Problem requirements:
Copy out everything from the start of the records down to the line containing "203, 1624, 262]", with both ends included. Reproduce each line without any alteration.
- - - -
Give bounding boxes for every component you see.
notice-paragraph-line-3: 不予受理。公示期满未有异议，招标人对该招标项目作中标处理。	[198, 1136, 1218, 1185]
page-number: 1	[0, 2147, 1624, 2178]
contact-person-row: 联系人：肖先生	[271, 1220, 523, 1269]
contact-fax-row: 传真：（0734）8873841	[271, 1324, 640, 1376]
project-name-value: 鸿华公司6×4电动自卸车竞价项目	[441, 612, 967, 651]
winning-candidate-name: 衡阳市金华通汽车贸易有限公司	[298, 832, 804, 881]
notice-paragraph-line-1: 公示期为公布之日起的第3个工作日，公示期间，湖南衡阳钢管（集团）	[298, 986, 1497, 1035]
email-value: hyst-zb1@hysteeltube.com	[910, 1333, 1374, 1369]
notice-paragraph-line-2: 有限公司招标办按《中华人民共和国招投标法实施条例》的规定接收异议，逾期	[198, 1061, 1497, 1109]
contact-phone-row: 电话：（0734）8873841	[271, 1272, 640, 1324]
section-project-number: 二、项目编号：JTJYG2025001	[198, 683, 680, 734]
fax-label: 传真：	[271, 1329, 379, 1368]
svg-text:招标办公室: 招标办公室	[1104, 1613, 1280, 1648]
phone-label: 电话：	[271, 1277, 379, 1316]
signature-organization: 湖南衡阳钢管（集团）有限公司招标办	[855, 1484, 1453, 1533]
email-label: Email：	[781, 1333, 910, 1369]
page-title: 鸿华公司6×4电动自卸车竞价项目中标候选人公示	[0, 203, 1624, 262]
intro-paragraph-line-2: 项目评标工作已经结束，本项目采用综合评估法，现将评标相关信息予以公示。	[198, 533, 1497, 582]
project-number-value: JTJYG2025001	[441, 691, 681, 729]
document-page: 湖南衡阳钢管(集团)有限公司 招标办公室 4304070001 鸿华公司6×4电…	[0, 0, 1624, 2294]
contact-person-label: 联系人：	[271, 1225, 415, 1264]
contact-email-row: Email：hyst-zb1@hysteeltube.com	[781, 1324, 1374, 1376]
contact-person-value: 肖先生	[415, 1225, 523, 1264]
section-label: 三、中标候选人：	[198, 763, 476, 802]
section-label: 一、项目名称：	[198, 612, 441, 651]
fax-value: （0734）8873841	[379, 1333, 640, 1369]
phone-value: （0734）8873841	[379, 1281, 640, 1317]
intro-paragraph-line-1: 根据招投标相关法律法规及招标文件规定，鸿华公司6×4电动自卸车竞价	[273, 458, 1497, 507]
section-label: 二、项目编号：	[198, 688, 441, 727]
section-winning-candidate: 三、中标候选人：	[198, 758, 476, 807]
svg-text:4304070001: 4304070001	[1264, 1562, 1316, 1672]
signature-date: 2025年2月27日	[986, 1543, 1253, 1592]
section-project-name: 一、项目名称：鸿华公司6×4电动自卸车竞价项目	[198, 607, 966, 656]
- - - -
Exercise output:
Give bounding boxes for every component you see.
notice-paragraph-line-3: 不予受理。公示期满未有异议，招标人对该招标项目作中标处理。	[198, 1136, 1218, 1185]
page-number: 1	[0, 2147, 1624, 2178]
contact-person-row: 联系人：肖先生	[271, 1220, 523, 1269]
contact-fax-row: 传真：（0734）8873841	[271, 1324, 640, 1376]
project-name-value: 鸿华公司6×4电动自卸车竞价项目	[441, 612, 967, 651]
winning-candidate-name: 衡阳市金华通汽车贸易有限公司	[298, 832, 804, 881]
notice-paragraph-line-1: 公示期为公布之日起的第3个工作日，公示期间，湖南衡阳钢管（集团）	[298, 986, 1497, 1035]
email-value: hyst-zb1@hysteeltube.com	[910, 1333, 1374, 1369]
notice-paragraph-line-2: 有限公司招标办按《中华人民共和国招投标法实施条例》的规定接收异议，逾期	[198, 1061, 1497, 1109]
contact-phone-row: 电话：（0734）8873841	[271, 1272, 640, 1324]
section-project-number: 二、项目编号：JTJYG2025001	[198, 683, 680, 734]
fax-label: 传真：	[271, 1329, 379, 1368]
svg-text:招标办公室: 招标办公室	[1104, 1613, 1280, 1648]
phone-label: 电话：	[271, 1277, 379, 1316]
signature-organization: 湖南衡阳钢管（集团）有限公司招标办	[855, 1484, 1453, 1533]
email-label: Email：	[781, 1333, 910, 1369]
page-title: 鸿华公司6×4电动自卸车竞价项目中标候选人公示	[0, 203, 1624, 262]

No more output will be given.